▶ Your goal:
Render every line of the entries below as a Markdown table with two columns, Row for the row number and Text for the line, skipping blank lines. Leave the pictures out.

--- --- ---

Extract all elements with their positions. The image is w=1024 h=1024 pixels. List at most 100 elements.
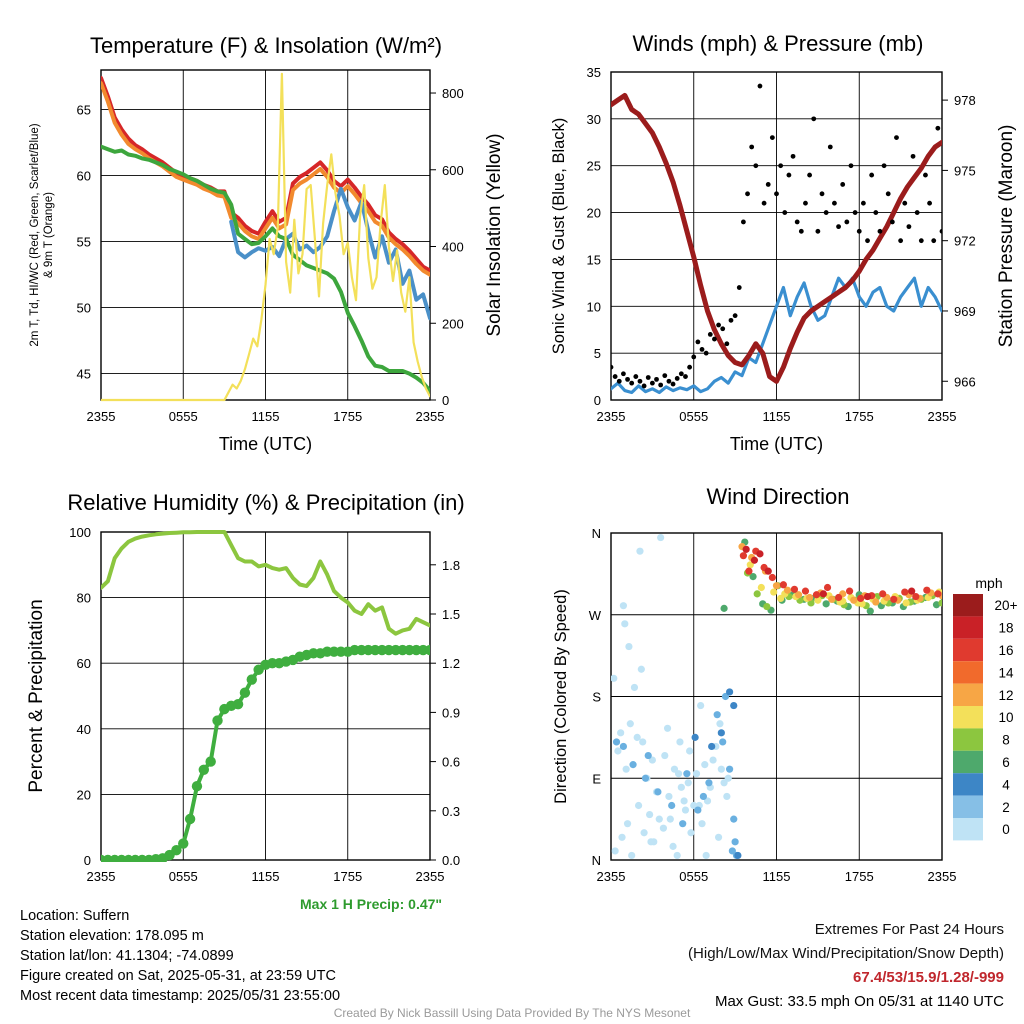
y-axis-label: Sonic Wind & Gust (Blue, Black)	[550, 118, 568, 355]
direction-point	[746, 561, 754, 569]
series-line	[611, 92, 942, 384]
legend-label: 12	[998, 688, 1013, 703]
gust-point	[625, 376, 630, 382]
y2-tick-label: 966	[954, 374, 976, 389]
direction-point	[683, 770, 691, 778]
y2-axis-label: Solar Insolation (Yellow)	[484, 133, 505, 336]
gust-point	[906, 224, 912, 230]
direction-point	[709, 756, 717, 764]
direction-point	[628, 851, 636, 860]
gust-point	[612, 374, 618, 379]
direction-point	[698, 820, 706, 828]
extremes-subtitle: (High/Low/Max Wind/Precipitation/Snow De…	[688, 945, 1004, 962]
precip-marker	[178, 838, 189, 849]
y2-tick-label: 200	[442, 316, 464, 331]
direction-point	[756, 550, 764, 558]
direction-point	[673, 851, 681, 860]
recent-text: Most recent data timestamp: 2025/05/31 2…	[20, 988, 341, 1004]
direction-point	[777, 594, 785, 603]
x-tick-label: 1155	[252, 869, 280, 884]
precip-marker	[246, 674, 257, 685]
direction-point	[890, 595, 898, 603]
legend-swatch	[953, 661, 983, 684]
legend-swatch	[953, 706, 983, 729]
gust-point	[869, 172, 875, 178]
gust-point	[674, 376, 680, 381]
legend-swatch	[953, 818, 983, 841]
y-tick-label: 0	[84, 853, 91, 868]
gust-point	[881, 163, 887, 169]
gust-point	[918, 238, 924, 244]
precip-marker	[191, 781, 203, 792]
gust-point	[823, 210, 829, 215]
x-tick-label: 2355	[928, 409, 957, 424]
y-tick-label: 20	[587, 206, 601, 221]
direction-point	[923, 586, 931, 594]
direction-point	[764, 567, 772, 575]
precip-marker	[232, 699, 244, 710]
direction-point	[619, 742, 628, 751]
gust-point	[836, 224, 841, 230]
gust-point	[827, 144, 833, 150]
y-tick-label: 80	[77, 591, 91, 606]
direction-point	[687, 829, 695, 837]
direction-point	[768, 573, 776, 582]
y-tick-label: 5	[594, 346, 601, 361]
gust-point	[782, 210, 788, 215]
y2-tick-label: 1.2	[442, 656, 460, 671]
direction-point	[648, 756, 656, 764]
direction-point	[640, 829, 648, 837]
direction-point	[720, 604, 728, 612]
y2-tick-label: 0.0	[442, 853, 460, 868]
direction-point	[745, 567, 753, 575]
y-tick-label: 25	[587, 159, 601, 174]
x-tick-label: 0555	[169, 869, 198, 884]
direction-point	[739, 552, 748, 560]
y-tick-label: N	[592, 526, 601, 541]
x-tick-label: 2355	[597, 869, 626, 884]
direction-point	[763, 602, 771, 611]
x-tick-label: 0555	[679, 869, 708, 884]
series-group	[101, 72, 430, 402]
series-group	[611, 83, 942, 395]
y-tick-label: E	[592, 771, 601, 786]
legend-label: 4	[1002, 777, 1010, 792]
direction-point	[812, 591, 821, 599]
gust-point	[860, 200, 866, 206]
direction-point	[629, 761, 637, 769]
direction-point	[623, 820, 632, 828]
y-tick-label: 40	[77, 722, 91, 737]
x-tick-label: 2355	[928, 869, 957, 884]
y-tick-label: S	[592, 690, 601, 705]
direction-point	[845, 587, 854, 595]
gust-point	[931, 238, 937, 244]
y-tick-label: 65	[77, 103, 91, 118]
direction-point	[724, 774, 732, 782]
gust-point	[703, 350, 709, 356]
y2-tick-label: 972	[954, 234, 976, 249]
gust-point	[803, 200, 808, 206]
gust-point	[641, 383, 647, 389]
gust-point	[765, 182, 771, 187]
location-text: Location: Suffern	[20, 908, 130, 924]
gust-point	[683, 374, 688, 379]
gust-point	[840, 182, 846, 187]
y-tick-label: 0	[594, 393, 601, 408]
series-group	[611, 533, 942, 860]
gust-point	[654, 376, 659, 382]
y-tick-label: 15	[587, 252, 601, 267]
direction-point	[680, 797, 688, 805]
direction-point	[665, 792, 673, 801]
direction-point	[622, 765, 630, 773]
direction-point	[726, 688, 734, 696]
legend-swatch	[953, 750, 983, 774]
x-axis-label: Time (UTC)	[219, 434, 312, 454]
gust-point	[898, 238, 904, 244]
direction-point	[770, 588, 778, 596]
direction-point	[857, 594, 865, 603]
direction-point	[670, 765, 679, 773]
direction-point	[721, 692, 730, 701]
precip-marker	[184, 813, 196, 825]
wind-pressure-panel: Winds (mph) & Pressure (mb) 2355 0555 1155 1…	[550, 31, 1017, 454]
direction-point	[666, 815, 674, 823]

--- --- ---

▶ Written solution:
| Row | Text |
|---|---|
| 1 | Extract all elements with their positions. The image is w=1024 h=1024 pixels. List at most 100 elements. |
| 2 | y-axis-label: Sonic Wind & Gust (Blue, Black)	[550, 118, 568, 355] |
| 3 | direction-point	[746, 561, 754, 569] |
| 4 | series-line	[611, 92, 942, 384] |
| 5 | legend-label: 12	[998, 688, 1013, 703] |
| 6 | gust-point	[625, 376, 630, 382] |
| 7 | y2-tick-label: 966	[954, 374, 976, 389] |
| 8 | direction-point	[683, 770, 691, 778] |
| 9 | y2-axis-label: Solar Insolation (Yellow)	[484, 133, 505, 336] |
| 10 | gust-point	[906, 224, 912, 230] |
| 11 | direction-point	[709, 756, 717, 764] |
| 12 | direction-point	[628, 851, 636, 860] |
| 13 | gust-point	[612, 374, 618, 379] |
| 14 | direction-point	[698, 820, 706, 828] |
| 15 | extremes-subtitle: (High/Low/Max Wind/Precipitation/Snow De…	[688, 945, 1004, 962] |
| 16 | precip-marker	[178, 838, 189, 849] |
| 17 | y2-tick-label: 200	[442, 316, 464, 331] |
| 18 | direction-point	[756, 550, 764, 558] |
| 19 | direction-point	[673, 851, 681, 860] |
| 20 | recent-text: Most recent data timestamp: 2025/05/31 2…	[20, 988, 341, 1004] |
| 21 | direction-point	[777, 594, 785, 603] |
| 22 | x-tick-label: 1155	[252, 869, 280, 884] |
| 23 | precip-marker	[246, 674, 257, 685] |
| 24 | direction-point	[890, 595, 898, 603] |
| 25 | legend-swatch	[953, 661, 983, 684] |
| 26 | legend-swatch	[953, 706, 983, 729] |
| 27 | gust-point	[869, 172, 875, 178] |
| 28 | gust-point	[674, 376, 680, 381] |
| 29 | legend-swatch	[953, 818, 983, 841] |
| 30 | y-tick-label: 0	[84, 853, 91, 868] |
| 31 | gust-point	[881, 163, 887, 169] |
| 32 | gust-point	[918, 238, 924, 244] |
| 33 | precip-marker	[191, 781, 203, 792] |
| 34 | gust-point	[823, 210, 829, 215] |
| 35 | x-tick-label: 2355	[928, 409, 957, 424] |
| 36 | y-tick-label: 20	[587, 206, 601, 221] |
| 37 | direction-point	[923, 586, 931, 594] |
| 38 | direction-point	[764, 567, 772, 575] |
| 39 | precip-marker	[232, 699, 244, 710] |
| 40 | direction-point	[619, 742, 628, 751] |
| 41 | gust-point	[836, 224, 841, 230] |
| 42 | gust-point	[827, 144, 833, 150] |
| 43 | y-tick-label: 80	[77, 591, 91, 606] |
| 44 | direction-point	[687, 829, 695, 837] |
| 45 | direction-point	[768, 573, 776, 582] |
| 46 | y-tick-label: 5	[594, 346, 601, 361] |
| 47 | gust-point	[782, 210, 788, 215] |
| 48 | y2-tick-label: 1.2	[442, 656, 460, 671] |
| 49 | direction-point	[648, 756, 656, 764] |
| 50 | direction-point	[640, 829, 648, 837] |
| 51 | direction-point	[720, 604, 728, 612] |
| 52 | y2-tick-label: 0.0	[442, 853, 460, 868] |
| 53 | direction-point	[745, 567, 753, 575] |
| 54 | y-tick-label: 25	[587, 159, 601, 174] |
| 55 | x-tick-label: 0555	[169, 869, 198, 884] |
| 56 | direction-point	[739, 552, 748, 560] |
| 57 | y-tick-label: N	[592, 526, 601, 541] |
| 58 | x-tick-label: 2355	[597, 869, 626, 884] |
| 59 | direction-point	[763, 602, 771, 611] |
| 60 | x-tick-label: 0555	[679, 869, 708, 884] |
| 61 | series-group	[101, 72, 430, 402] |
| 62 | series-group	[611, 83, 942, 395] |
| 63 | y-tick-label: E	[592, 771, 601, 786] |
| 64 | legend-label: 4	[1002, 777, 1010, 792] |
| 65 | direction-point	[812, 591, 821, 599] |
| 66 | gust-point	[860, 200, 866, 206] |
| 67 | direction-point	[629, 761, 637, 769] |
| 68 | direction-point	[623, 820, 632, 828] |
| 69 | y-tick-label: 40	[77, 722, 91, 737] |
| 70 | x-tick-label: 2355	[928, 869, 957, 884] |
| 71 | y-tick-label: S	[592, 690, 601, 705] |
| 72 | direction-point	[845, 587, 854, 595] |
| 73 | gust-point	[931, 238, 937, 244] |
| 74 | y-tick-label: 65	[77, 103, 91, 118] |
| 75 | direction-point	[724, 774, 732, 782] |
| 76 | gust-point	[703, 350, 709, 356] |
| 77 | y2-tick-label: 972	[954, 234, 976, 249] |
| 78 | gust-point	[803, 200, 808, 206] |
| 79 | gust-point	[641, 383, 647, 389] |
| 80 | gust-point	[765, 182, 771, 187] |
| 81 | location-text: Location: Suffern	[20, 908, 130, 924] |
| 82 | gust-point	[683, 374, 688, 379] |
| 83 | gust-point	[840, 182, 846, 187] |
| 84 | y-tick-label: 0	[594, 393, 601, 408] |
| 85 | series-group	[611, 533, 942, 860] |
| 86 | gust-point	[654, 376, 659, 382] |
| 87 | y-tick-label: 15	[587, 252, 601, 267] |
| 88 | direction-point	[680, 797, 688, 805] |
| 89 | direction-point	[665, 792, 673, 801] |
| 90 | direction-point	[622, 765, 630, 773] |
| 91 | direction-point	[726, 688, 734, 696] |
| 92 | legend-swatch	[953, 750, 983, 774] |
| 93 | x-axis-label: Time (UTC)	[219, 434, 312, 454] |
| 94 | gust-point	[898, 238, 904, 244] |
| 95 | direction-point	[770, 588, 778, 596] |
| 96 | direction-point	[857, 594, 865, 603] |
| 97 | direction-point	[670, 765, 679, 773] |
| 98 | direction-point	[721, 692, 730, 701] |
| 99 | precip-marker	[184, 813, 196, 825] |
| 100 | wind-pressure-panel: Winds (mph) & Pressure (mb) 2355 0555 1155 1…	[550, 31, 1017, 454] |
| 101 | direction-point	[666, 815, 674, 823] |